Text passage ::
--- Begin ---
Bad Night's Sleep
So on Saturday I went up to Connecticut and hung out with some friends from college for the night. By 'hanging out' I mean 'drink beer with'. We stayed at a friends house who is married and has a new kid and stuff. (His wife was real psyched to have a bunch of drunk idiots messing up her house but she was actually very cool about it.) Anyway, when it came down to go to sleep/passout the five of us all piled into this one guest bedroom. It was suggested that we all sleep in the one room because the kid gets up at like 7AM everyday. And since we were going to sleep at 4ish - if we wanted to wake up in three hours we could sleep on the couch downstairs or something... but the kid is gonna wanna play.
So in the guestroom there was a big bed, cushions on the floor and one inflatable mattress. I nabbed the inflatobed and got all set to sleep it up. But before I could fall asleep... the snoring started. Two of the guys sleeping in the room snore loud enough to rattle the friggin windows. Especially when they've boozed it up. I tried to imagine there was no snoring going on but it was like dueling banjos with the stereo snoring. So I dragged the inflatobed into the bathroom and shut the door. It blocked out the sound just enough that I knew I could fall asleep.
I laid down on the inflatobed and all was great for like 5 seconds. quiet. dark...nice....ahhh... Then 'Pop!...sssss.... (No!) ....ssss....' Apparently the bed had caught a little on the corner the bathroom sink cabinet and somehow me lying on it punctured a hole in it. I was like... no no no! NOoooo! I heard the hissing noise and couldn't believe it. (Fuck!) I put my finger over the hole in to stop the air from escaping and thought about my options:
1. Abandon the inflatobed and go downstairs to the couch and have a kid jump on my head in a few hours.
--- End ---
Exercise 1 ::
Answer these about the post on a bad night's sleep:
(a) What time does the kid get up every day?
(b) Where did the writer drag the inflatable mattress to get away from the snoring?
(c) What did the mattress catch on before it got punctured?
Exercise 2 ::
Pick up the post about a bad night's sleep right after its last line and keep it going.
The records have nothing to do with this.

Data records ::
--- Begin ---
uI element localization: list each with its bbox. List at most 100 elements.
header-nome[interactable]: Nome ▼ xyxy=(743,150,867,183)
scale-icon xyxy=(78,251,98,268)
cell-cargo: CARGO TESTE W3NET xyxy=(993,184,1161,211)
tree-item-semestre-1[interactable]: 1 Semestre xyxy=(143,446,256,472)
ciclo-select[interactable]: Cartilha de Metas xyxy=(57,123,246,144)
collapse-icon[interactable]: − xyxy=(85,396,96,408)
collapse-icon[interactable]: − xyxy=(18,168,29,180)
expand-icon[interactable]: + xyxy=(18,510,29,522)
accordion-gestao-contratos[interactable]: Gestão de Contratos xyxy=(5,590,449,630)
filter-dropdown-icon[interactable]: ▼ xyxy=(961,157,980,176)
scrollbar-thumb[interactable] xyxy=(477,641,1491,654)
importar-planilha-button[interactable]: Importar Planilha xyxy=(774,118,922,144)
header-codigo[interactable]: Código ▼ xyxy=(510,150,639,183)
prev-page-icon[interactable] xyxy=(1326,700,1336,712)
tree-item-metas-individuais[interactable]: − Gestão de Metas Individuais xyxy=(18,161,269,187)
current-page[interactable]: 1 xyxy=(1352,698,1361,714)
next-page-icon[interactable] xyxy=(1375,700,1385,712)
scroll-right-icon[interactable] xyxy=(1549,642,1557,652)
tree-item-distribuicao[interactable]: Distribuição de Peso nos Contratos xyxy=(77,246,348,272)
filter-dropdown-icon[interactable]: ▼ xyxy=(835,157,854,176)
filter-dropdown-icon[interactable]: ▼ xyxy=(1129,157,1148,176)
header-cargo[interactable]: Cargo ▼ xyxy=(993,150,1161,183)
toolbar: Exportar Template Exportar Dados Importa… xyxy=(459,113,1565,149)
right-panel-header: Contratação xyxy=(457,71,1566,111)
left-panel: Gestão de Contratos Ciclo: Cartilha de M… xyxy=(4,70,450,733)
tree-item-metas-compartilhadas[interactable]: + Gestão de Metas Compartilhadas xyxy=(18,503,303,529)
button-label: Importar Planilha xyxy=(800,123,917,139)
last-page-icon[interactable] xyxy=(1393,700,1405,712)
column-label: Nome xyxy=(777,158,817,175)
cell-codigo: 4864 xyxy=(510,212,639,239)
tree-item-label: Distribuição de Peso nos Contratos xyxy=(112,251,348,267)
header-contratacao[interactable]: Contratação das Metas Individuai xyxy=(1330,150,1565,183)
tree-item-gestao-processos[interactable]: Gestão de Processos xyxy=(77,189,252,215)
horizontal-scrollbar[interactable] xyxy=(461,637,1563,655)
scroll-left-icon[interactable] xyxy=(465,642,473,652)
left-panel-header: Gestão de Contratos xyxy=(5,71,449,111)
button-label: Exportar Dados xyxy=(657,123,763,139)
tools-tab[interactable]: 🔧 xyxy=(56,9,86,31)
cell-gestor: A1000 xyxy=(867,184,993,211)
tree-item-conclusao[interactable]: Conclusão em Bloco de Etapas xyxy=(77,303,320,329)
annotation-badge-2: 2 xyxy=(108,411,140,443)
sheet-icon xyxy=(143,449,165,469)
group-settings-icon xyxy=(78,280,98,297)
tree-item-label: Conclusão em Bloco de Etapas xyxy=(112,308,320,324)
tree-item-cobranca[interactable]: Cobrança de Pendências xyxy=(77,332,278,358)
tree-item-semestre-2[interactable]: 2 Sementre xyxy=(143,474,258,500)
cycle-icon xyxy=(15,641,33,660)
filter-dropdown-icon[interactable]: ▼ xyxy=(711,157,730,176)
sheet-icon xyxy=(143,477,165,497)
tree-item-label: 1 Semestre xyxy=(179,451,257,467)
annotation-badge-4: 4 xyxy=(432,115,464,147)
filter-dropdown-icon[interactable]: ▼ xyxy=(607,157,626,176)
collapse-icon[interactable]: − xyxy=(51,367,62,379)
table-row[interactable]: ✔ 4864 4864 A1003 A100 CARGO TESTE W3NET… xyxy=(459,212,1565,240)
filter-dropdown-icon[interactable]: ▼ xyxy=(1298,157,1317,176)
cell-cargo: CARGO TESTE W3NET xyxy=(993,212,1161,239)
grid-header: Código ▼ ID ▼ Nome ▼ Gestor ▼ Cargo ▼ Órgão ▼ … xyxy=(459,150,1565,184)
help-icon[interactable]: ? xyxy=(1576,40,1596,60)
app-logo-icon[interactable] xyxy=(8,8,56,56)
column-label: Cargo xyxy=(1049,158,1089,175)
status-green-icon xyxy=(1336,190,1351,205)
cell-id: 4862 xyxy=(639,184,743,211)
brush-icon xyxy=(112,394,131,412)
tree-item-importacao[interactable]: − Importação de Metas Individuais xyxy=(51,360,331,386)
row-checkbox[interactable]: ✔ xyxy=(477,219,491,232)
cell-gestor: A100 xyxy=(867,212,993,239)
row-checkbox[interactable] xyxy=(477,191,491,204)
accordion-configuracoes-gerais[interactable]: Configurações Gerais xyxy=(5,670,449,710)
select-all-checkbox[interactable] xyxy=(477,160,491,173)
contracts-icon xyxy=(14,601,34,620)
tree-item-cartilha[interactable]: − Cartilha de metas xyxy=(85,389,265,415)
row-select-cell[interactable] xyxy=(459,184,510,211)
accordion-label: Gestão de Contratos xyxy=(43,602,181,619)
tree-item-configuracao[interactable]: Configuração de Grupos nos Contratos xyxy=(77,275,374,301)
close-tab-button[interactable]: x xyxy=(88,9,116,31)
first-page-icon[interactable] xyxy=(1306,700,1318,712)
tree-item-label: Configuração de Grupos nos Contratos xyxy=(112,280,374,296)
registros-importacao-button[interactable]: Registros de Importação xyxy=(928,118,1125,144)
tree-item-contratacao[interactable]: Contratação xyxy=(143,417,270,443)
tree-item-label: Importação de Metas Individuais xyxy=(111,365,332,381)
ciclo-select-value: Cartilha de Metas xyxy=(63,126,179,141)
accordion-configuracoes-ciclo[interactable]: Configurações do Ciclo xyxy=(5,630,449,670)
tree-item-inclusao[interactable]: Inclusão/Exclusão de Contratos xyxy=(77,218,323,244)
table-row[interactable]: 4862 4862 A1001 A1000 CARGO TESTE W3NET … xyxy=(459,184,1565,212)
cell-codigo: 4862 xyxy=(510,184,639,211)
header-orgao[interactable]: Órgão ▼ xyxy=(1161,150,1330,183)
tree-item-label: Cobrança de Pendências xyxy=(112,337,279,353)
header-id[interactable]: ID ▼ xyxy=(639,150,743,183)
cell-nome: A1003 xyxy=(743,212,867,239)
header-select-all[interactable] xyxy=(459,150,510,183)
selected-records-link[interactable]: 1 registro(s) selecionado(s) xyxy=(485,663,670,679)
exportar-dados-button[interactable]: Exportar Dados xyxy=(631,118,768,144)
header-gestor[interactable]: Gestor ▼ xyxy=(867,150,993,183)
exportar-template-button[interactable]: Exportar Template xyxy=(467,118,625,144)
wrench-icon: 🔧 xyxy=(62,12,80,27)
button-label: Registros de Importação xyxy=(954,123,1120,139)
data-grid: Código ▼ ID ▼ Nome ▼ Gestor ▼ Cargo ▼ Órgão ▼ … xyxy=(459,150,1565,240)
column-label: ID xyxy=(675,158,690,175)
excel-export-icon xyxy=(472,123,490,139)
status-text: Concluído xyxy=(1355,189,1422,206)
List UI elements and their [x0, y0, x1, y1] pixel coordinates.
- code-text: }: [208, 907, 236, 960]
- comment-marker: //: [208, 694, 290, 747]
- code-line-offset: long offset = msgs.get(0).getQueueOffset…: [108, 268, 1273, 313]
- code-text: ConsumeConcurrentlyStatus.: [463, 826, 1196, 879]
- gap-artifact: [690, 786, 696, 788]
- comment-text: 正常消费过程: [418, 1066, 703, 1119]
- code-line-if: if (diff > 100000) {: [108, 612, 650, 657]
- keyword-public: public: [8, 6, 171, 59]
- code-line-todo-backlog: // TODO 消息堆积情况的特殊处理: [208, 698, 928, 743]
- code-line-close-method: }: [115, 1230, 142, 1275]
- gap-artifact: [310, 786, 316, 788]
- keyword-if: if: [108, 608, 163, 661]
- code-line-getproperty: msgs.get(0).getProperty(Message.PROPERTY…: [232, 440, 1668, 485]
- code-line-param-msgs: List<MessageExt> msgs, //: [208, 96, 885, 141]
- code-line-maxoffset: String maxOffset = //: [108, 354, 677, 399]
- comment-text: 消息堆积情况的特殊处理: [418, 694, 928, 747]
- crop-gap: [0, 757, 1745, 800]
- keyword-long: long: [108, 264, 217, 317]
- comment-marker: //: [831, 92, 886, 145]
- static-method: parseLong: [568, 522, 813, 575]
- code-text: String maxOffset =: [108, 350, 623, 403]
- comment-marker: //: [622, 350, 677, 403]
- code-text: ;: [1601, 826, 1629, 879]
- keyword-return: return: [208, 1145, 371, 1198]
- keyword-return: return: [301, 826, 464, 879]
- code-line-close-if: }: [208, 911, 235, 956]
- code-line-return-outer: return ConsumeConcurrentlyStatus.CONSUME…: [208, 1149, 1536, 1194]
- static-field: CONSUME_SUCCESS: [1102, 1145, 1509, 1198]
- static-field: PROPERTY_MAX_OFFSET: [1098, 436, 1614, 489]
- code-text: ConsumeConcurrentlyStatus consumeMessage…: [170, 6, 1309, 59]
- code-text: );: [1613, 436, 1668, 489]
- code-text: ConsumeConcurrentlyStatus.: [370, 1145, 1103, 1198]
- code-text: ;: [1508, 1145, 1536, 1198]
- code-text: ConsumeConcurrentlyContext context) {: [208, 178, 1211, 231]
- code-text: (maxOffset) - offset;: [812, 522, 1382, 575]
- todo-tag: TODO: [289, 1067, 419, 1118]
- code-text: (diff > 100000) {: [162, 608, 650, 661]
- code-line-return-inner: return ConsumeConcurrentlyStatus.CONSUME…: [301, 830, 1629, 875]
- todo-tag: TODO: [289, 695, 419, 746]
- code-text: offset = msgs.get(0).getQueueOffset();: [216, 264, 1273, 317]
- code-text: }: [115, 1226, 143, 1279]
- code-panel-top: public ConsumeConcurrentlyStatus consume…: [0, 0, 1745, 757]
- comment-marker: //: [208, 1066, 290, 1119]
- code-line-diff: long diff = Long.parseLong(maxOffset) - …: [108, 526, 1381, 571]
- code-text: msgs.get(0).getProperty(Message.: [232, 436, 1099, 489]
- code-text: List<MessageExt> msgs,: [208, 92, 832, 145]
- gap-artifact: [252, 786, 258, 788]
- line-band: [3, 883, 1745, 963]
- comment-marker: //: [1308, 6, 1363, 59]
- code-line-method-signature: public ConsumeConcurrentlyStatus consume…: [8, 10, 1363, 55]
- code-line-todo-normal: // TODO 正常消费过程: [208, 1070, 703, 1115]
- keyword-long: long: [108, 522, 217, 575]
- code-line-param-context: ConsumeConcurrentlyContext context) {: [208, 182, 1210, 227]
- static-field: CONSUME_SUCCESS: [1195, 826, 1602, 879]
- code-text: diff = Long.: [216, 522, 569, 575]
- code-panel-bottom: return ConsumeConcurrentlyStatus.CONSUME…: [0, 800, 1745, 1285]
--- End ---
Right answer 1 ::
(a) At about 7AM.
(b) Into the bathroom.
(c) The corner of the bathroom sink cabinet.

Right answer 2 ::
2. Go back into the bedroom with the snorers and try and squeeze onto the bed.
3. Sleep on the carpet in the room with the snorers.
4. Try and rummage through the whole house for duct tape to fix the inflatobed.
5. Ignore the hole altogether and just try to fall asleep as fast as possible. (I thought maybe if I could fall asleep before the whole thing totally deflated I'd be able to sleep on the floor but not care because I'd already be asleep and not know that I was sleeping on the floor...)
I decided to do #5. And I took my finger off the hole and tried to race to sleepyland as fast as possible and ignore the hissing and slow deflation.
But Plan #5 actually wasn't a great idea in sober retrospect. I found it to be impossible to fall asleep on a rapidly deflating mattress. And I soon enough was lying flat on my back on the cold floor. So I moved onto option #6. Roll over onto the gross bathroom mat like a dog with a blanket and pillow and just get the night over with. I was too tired to even think of an option #7.
My back still hurts but somehow it beat sleeping in the same room with those chainsaw snorers...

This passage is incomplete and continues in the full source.